(Data entries)
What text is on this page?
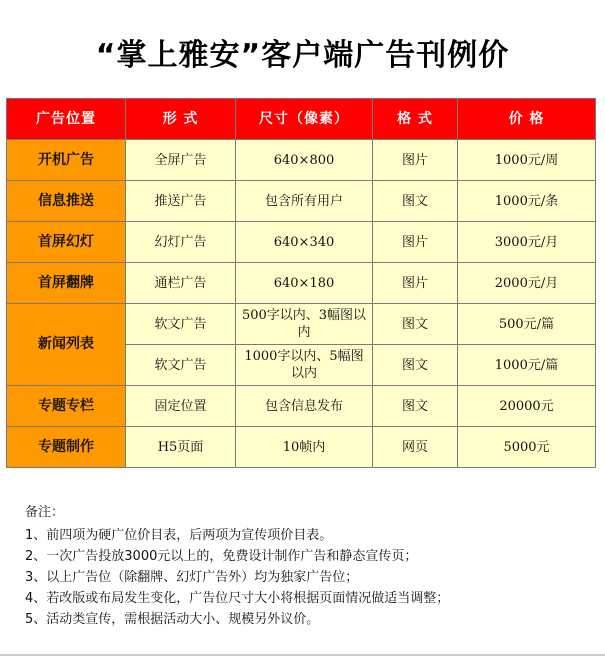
“掌上雅安”客户端广告刊例价
广告位置	形 式	尺寸（像素）	格 式	价 格
开机广告	全屏广告	640×800	图片	1000元/周
信息推送	推送广告	包含所有用户	图文	1000元/条
首屏幻灯	幻灯广告	640×340	图片	3000元/月
首屏翻牌	通栏广告	640×180	图片	2000元/月
新闻列表	软文广告	500字以内、3幅图以内	图文	500元/篇
	软文广告	1000字以内、5幅图以内	图文	1000元/篇
专题专栏	固定位置	包含信息发布	图文	20000元
专题制作	H5页面	10帧内	网页	5000元
备注：
1、前四项为硬广位价目表，后两项为宣传项价目表。
2、一次广告投放3000元以上的，免费设计制作广告和静态宣传页；
3、以上广告位（除翻牌、幻灯广告外）均为独家广告位；
4、若改版或布局发生变化，广告位尺寸大小将根据页面情况做适当调整；
5、活动类宣传，需根据活动大小、规模另外议价。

Problem requirements: Produce an exact copy of each line of data, skipping embedded images.

Solution to this task:
What text is on this page?
“掌上雅安”客户端广告刊例价
广告位置	形 式	尺寸（像素）	格 式	价 格
开机广告	全屏广告	640×800	图片	1000元/周
信息推送	推送广告	包含所有用户	图文	1000元/条
首屏幻灯	幻灯广告	640×340	图片	3000元/月
首屏翻牌	通栏广告	640×180	图片	2000元/月
新闻列表	软文广告	500字以内、3幅图以内	图文	500元/篇
	软文广告	1000字以内、5幅图以内	图文	1000元/篇
专题专栏	固定位置	包含信息发布	图文	20000元
专题制作	H5页面	10帧内	网页	5000元
备注：
1、前四项为硬广位价目表，后两项为宣传项价目表。
2、一次广告投放3000元以上的，免费设计制作广告和静态宣传页；
3、以上广告位（除翻牌、幻灯广告外）均为独家广告位；
4、若改版或布局发生变化，广告位尺寸大小将根据页面情况做适当调整；
5、活动类宣传，需根据活动大小、规模另外议价。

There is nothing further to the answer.